++++ Data records

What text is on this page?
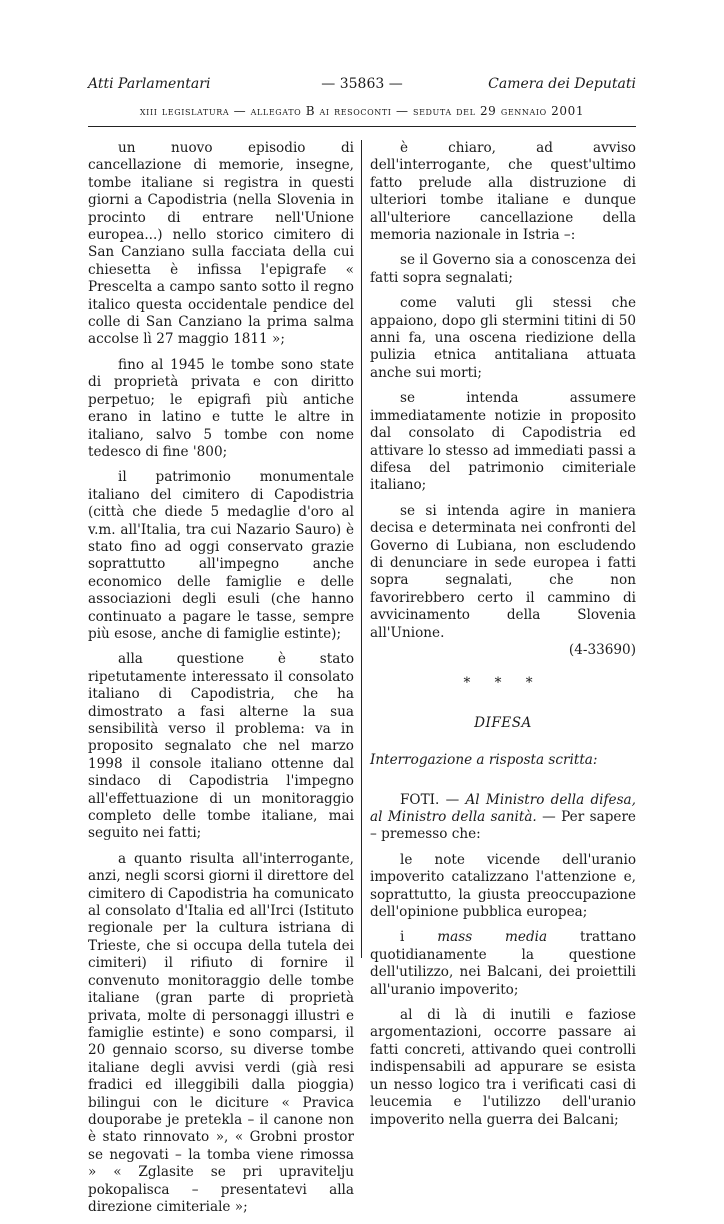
Atti Parlamentari	— 35863 —	Camera dei Deputati
xiii legislatura — allegato B ai resoconti — seduta del 29 gennaio 2001

un nuovo episodio di cancellazione di memorie, insegne, tombe italiane si registra in questi giorni a Capodistria (nella Slovenia in procinto di entrare nell'Unione europea...) nello storico cimitero di San Canziano sulla facciata della cui chiesetta è infissa l'epigrafe « Prescelta a campo santo sotto il regno italico questa occidentale pendice del colle di San Canziano la prima salma accolse lì 27 maggio 1811 »;

fino al 1945 le tombe sono state di proprietà privata e con diritto perpetuo; le epigrafi più antiche erano in latino e tutte le altre in italiano, salvo 5 tombe con nome tedesco di fine '800;

il patrimonio monumentale italiano del cimitero di Capodistria (città che diede 5 medaglie d'oro al v.m. all'Italia, tra cui Nazario Sauro) è stato fino ad oggi conservato grazie soprattutto all'impegno anche economico delle famiglie e delle associazioni degli esuli (che hanno continuato a pagare le tasse, sempre più esose, anche di famiglie estinte);

alla questione è stato ripetutamente interessato il consolato italiano di Capodistria, che ha dimostrato a fasi alterne la sua sensibilità verso il problema: va in proposito segnalato che nel marzo 1998 il console italiano ottenne dal sindaco di Capodistria l'impegno all'effettuazione di un monitoraggio completo delle tombe italiane, mai seguito nei fatti;

a quanto risulta all'interrogante, anzi, negli scorsi giorni il direttore del cimitero di Capodistria ha comunicato al consolato d'Italia ed all'Irci (Istituto regionale per la cultura istriana di Trieste, che si occupa della tutela dei cimiteri) il rifiuto di fornire il convenuto monitoraggio delle tombe italiane (gran parte di proprietà privata, molte di personaggi illustri e famiglie estinte) e sono comparsi, il 20 gennaio scorso, su diverse tombe italiane degli avvisi verdi (già resi fradici ed illeggibili dalla pioggia) bilingui con le diciture « Pravica douporabe je pretekla – il canone non è stato rinnovato », « Grobni prostor se negovati – la tomba viene rimossa » « Zglasite se pri upravitelju pokopalisca – presentatevi alla direzione cimiteriale »;

è chiaro, ad avviso dell'interrogante, che quest'ultimo fatto prelude alla distruzione di ulteriori tombe italiane e dunque all'ulteriore cancellazione della memoria nazionale in Istria –:

se il Governo sia a conoscenza dei fatti sopra segnalati;

come valuti gli stessi che appaiono, dopo gli stermini titini di 50 anni fa, una oscena riedizione della pulizia etnica antitaliana attuata anche sui morti;

se intenda assumere immediatamente notizie in proposito dal consolato di Capodistria ed attivare lo stesso ad immediati passi a difesa del patrimonio cimiteriale italiano;

se si intenda agire in maniera decisa e determinata nei confronti del Governo di Lubiana, non escludendo di denunciare in sede europea i fatti sopra segnalati, che non favorirebbero certo il cammino di avvicinamento della Slovenia all'Unione.

(4-33690)
* * *
DIFESA
Interrogazione a risposta scritta:

FOTI. — Al Ministro della difesa, al Ministro della sanità. — Per sapere – premesso che:

le note vicende dell'uranio impoverito catalizzano l'attenzione e, soprattutto, la giusta preoccupazione dell'opinione pubblica europea;

i mass media trattano quotidianamente la questione dell'utilizzo, nei Balcani, dei proiettili all'uranio impoverito;

al di là di inutili e faziose argomentazioni, occorre passare ai fatti concreti, attivando quei controlli indispensabili ad appurare se esista un nesso logico tra i verificati casi di leucemia e l'utilizzo dell'uranio impoverito nella guerra dei Balcani;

++++++++

■ **Goal**
All of the material above is to be copied exactly, except for its images.

■ **Solution below**
What text is on this page?
Atti Parlamentari	— 35863 —	Camera dei Deputati
xiii legislatura — allegato B ai resoconti — seduta del 29 gennaio 2001

un nuovo episodio di cancellazione di memorie, insegne, tombe italiane si registra in questi giorni a Capodistria (nella Slovenia in procinto di entrare nell'Unione europea...) nello storico cimitero di San Canziano sulla facciata della cui chiesetta è infissa l'epigrafe « Prescelta a campo santo sotto il regno italico questa occidentale pendice del colle di San Canziano la prima salma accolse lì 27 maggio 1811 »;

fino al 1945 le tombe sono state di proprietà privata e con diritto perpetuo; le epigrafi più antiche erano in latino e tutte le altre in italiano, salvo 5 tombe con nome tedesco di fine '800;

il patrimonio monumentale italiano del cimitero di Capodistria (città che diede 5 medaglie d'oro al v.m. all'Italia, tra cui Nazario Sauro) è stato fino ad oggi conservato grazie soprattutto all'impegno anche economico delle famiglie e delle associazioni degli esuli (che hanno continuato a pagare le tasse, sempre più esose, anche di famiglie estinte);

alla questione è stato ripetutamente interessato il consolato italiano di Capodistria, che ha dimostrato a fasi alterne la sua sensibilità verso il problema: va in proposito segnalato che nel marzo 1998 il console italiano ottenne dal sindaco di Capodistria l'impegno all'effettuazione di un monitoraggio completo delle tombe italiane, mai seguito nei fatti;

a quanto risulta all'interrogante, anzi, negli scorsi giorni il direttore del cimitero di Capodistria ha comunicato al consolato d'Italia ed all'Irci (Istituto regionale per la cultura istriana di Trieste, che si occupa della tutela dei cimiteri) il rifiuto di fornire il convenuto monitoraggio delle tombe italiane (gran parte di proprietà privata, molte di personaggi illustri e famiglie estinte) e sono comparsi, il 20 gennaio scorso, su diverse tombe italiane degli avvisi verdi (già resi fradici ed illeggibili dalla pioggia) bilingui con le diciture « Pravica douporabe je pretekla – il canone non è stato rinnovato », « Grobni prostor se negovati – la tomba viene rimossa » « Zglasite se pri upravitelju pokopalisca – presentatevi alla direzione cimiteriale »;

è chiaro, ad avviso dell'interrogante, che quest'ultimo fatto prelude alla distruzione di ulteriori tombe italiane e dunque all'ulteriore cancellazione della memoria nazionale in Istria –:

se il Governo sia a conoscenza dei fatti sopra segnalati;

come valuti gli stessi che appaiono, dopo gli stermini titini di 50 anni fa, una oscena riedizione della pulizia etnica antitaliana attuata anche sui morti;

se intenda assumere immediatamente notizie in proposito dal consolato di Capodistria ed attivare lo stesso ad immediati passi a difesa del patrimonio cimiteriale italiano;

se si intenda agire in maniera decisa e determinata nei confronti del Governo di Lubiana, non escludendo di denunciare in sede europea i fatti sopra segnalati, che non favorirebbero certo il cammino di avvicinamento della Slovenia all'Unione.

(4-33690)
* * *
DIFESA
Interrogazione a risposta scritta:

FOTI. — Al Ministro della difesa, al Ministro della sanità. — Per sapere – premesso che:

le note vicende dell'uranio impoverito catalizzano l'attenzione e, soprattutto, la giusta preoccupazione dell'opinione pubblica europea;

i mass media trattano quotidianamente la questione dell'utilizzo, nei Balcani, dei proiettili all'uranio impoverito;

al di là di inutili e faziose argomentazioni, occorre passare ai fatti concreti, attivando quei controlli indispensabili ad appurare se esista un nesso logico tra i verificati casi di leucemia e l'utilizzo dell'uranio impoverito nella guerra dei Balcani;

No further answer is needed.